## start PASSAGE PROVIDED
# Lab 1: Information Retrieval

__Students:__ Sebastian Callh sebca553, Jacob Lundberg jaclu010

### Crawling
The corpus for this assignment will be at least 1000 Google Play app descriptions. To acquire those we crawl all the categories for their presented app urls, and then those app urls for their description. First off let's import used packages.

In [21]:
import numpy as np
from sklearn.metrics.pairwise import cosine_similarity
import urllib.request
import nltk
import pickle
from functools import reduce
from itertools import chain
from nltk.stem.snowball import SnowballStemmer
import re
import os

To scrape the urls we use `urllib` and `re` with the helper functions defined below.

In [22]:
catreg = r'<a class=\"child-submenu-link\" href=\"(/store/apps/category/.*?)\" title=\".*?\" jsl=\"\$x 5;\" jsan=\"7.child-submenu-link,8.href,0.title\">.*?<\/a>'
catre = re.compile(catreg)
appreg = r'href=\"(/store/apps/details.*?)\"'
appre = re.compile(appreg)

play_url = 'https://play.google.com'
def scrape_cat_urls(url):
    mkdwn = urllib.request.urlopen(url).read().decode('utf-8')
    return re.findall(catre, mkdwn)

def scrape_app_urls(cat_url):
    mkdwn = urllib.request.urlopen(play_url + cat_url).read().decode('utf-8')
## end PASSAGE PROVIDED
- [STATED TASK 1]
According to the information retrieval lab, what is the minimum number of Google Play app descriptions the corpus will contain?
- [STATED TASK 2]
Retype the part of the information retrieval lab that opens with the words containing "# Lab 1: Information" and closes with "import used packages.".
- [STATED TASK 3]
In the information retrieval lab, why are the Google Play category pages crawled before anything else?
The data after this point comes from a separate source, not from the information retrieval lab.
## start RECORDED DATA
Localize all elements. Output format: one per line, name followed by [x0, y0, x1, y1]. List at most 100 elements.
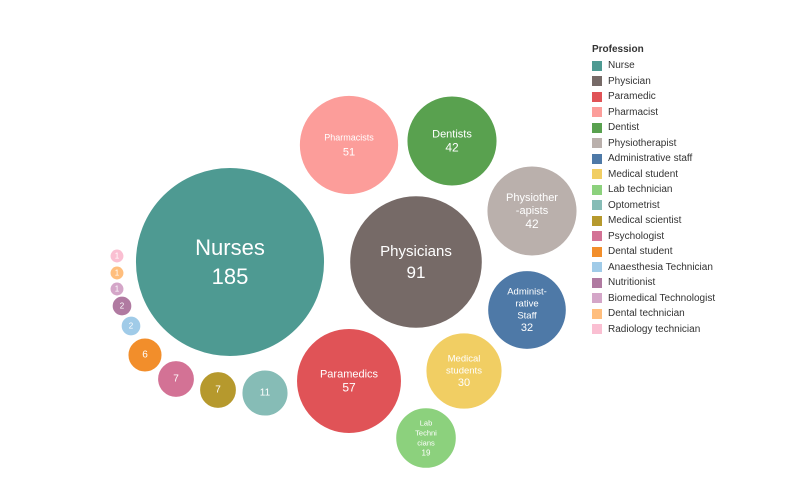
## end RECORDED DATA
## start RECORDED DATA
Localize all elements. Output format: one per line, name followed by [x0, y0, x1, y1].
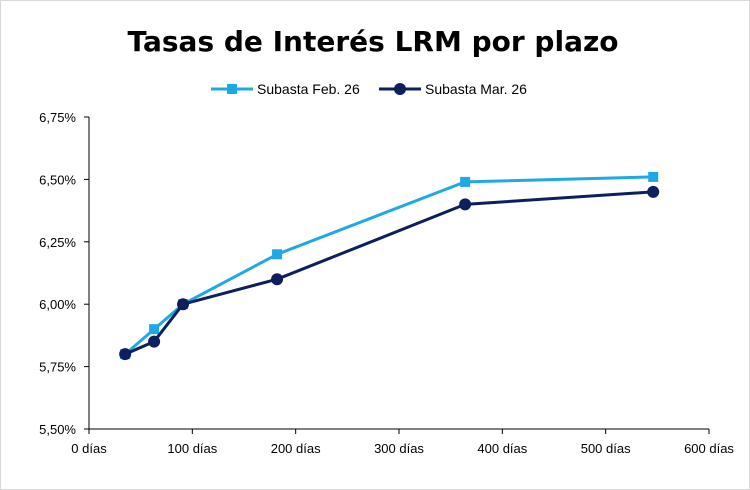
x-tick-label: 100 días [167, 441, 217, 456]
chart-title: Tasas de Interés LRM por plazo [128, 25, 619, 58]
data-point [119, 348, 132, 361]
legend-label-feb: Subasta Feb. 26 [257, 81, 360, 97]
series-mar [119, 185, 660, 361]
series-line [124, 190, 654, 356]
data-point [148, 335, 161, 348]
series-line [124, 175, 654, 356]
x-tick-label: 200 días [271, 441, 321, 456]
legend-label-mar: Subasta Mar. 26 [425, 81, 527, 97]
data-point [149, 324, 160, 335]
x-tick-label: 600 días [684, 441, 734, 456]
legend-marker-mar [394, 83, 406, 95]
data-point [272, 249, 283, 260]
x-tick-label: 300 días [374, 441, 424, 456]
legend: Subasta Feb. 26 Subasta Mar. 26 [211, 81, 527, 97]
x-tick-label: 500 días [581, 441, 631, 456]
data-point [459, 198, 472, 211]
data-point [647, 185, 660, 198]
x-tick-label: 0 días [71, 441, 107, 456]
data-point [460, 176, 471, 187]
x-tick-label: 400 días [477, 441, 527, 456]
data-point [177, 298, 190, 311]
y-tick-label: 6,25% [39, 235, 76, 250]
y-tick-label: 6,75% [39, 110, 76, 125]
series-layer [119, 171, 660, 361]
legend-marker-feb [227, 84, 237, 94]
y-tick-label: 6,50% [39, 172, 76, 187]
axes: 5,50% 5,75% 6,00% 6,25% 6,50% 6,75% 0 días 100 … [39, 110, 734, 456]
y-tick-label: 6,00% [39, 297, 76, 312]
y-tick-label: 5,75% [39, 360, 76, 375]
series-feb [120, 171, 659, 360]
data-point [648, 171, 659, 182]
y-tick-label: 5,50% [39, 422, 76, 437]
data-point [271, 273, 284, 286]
## end RECORDED DATA
## start RECORDED DATA
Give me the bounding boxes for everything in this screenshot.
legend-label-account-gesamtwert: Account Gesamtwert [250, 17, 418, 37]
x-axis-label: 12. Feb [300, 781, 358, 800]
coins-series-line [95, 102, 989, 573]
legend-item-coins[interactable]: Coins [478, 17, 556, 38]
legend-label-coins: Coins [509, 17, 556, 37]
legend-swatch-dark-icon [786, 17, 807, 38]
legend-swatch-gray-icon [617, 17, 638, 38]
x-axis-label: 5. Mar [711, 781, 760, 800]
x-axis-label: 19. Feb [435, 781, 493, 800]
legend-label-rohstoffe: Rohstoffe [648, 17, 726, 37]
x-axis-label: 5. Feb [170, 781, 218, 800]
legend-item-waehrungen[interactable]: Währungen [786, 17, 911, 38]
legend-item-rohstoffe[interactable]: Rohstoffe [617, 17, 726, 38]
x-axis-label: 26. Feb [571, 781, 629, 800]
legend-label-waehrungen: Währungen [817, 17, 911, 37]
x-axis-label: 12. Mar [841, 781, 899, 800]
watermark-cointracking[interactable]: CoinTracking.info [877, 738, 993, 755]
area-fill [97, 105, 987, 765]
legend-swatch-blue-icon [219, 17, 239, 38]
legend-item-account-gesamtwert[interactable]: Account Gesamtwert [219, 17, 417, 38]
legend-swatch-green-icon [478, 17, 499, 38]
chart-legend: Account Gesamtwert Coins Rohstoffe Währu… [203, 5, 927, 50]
## end RECORDED DATA
- [EXPECTED ANSWER 1]
At least 1000.

- [EXPECTED ANSWER 2]
# Lab 1: Information Retrieval

__Students:__ Sebastian Callh sebca553, Jacob Lundberg jaclu010

### Crawling
The corpus for this assignment will be at least 1000 Google Play app descriptions. To acquire those we crawl all the categories for their presented app urls, and then those app urls for their description. First off let's import used packages.

- [EXPECTED ANSWER 3]
The category pages are crawled for the app URLs they present. Those app URLs are then crawled for their descriptions, which make up the corpus.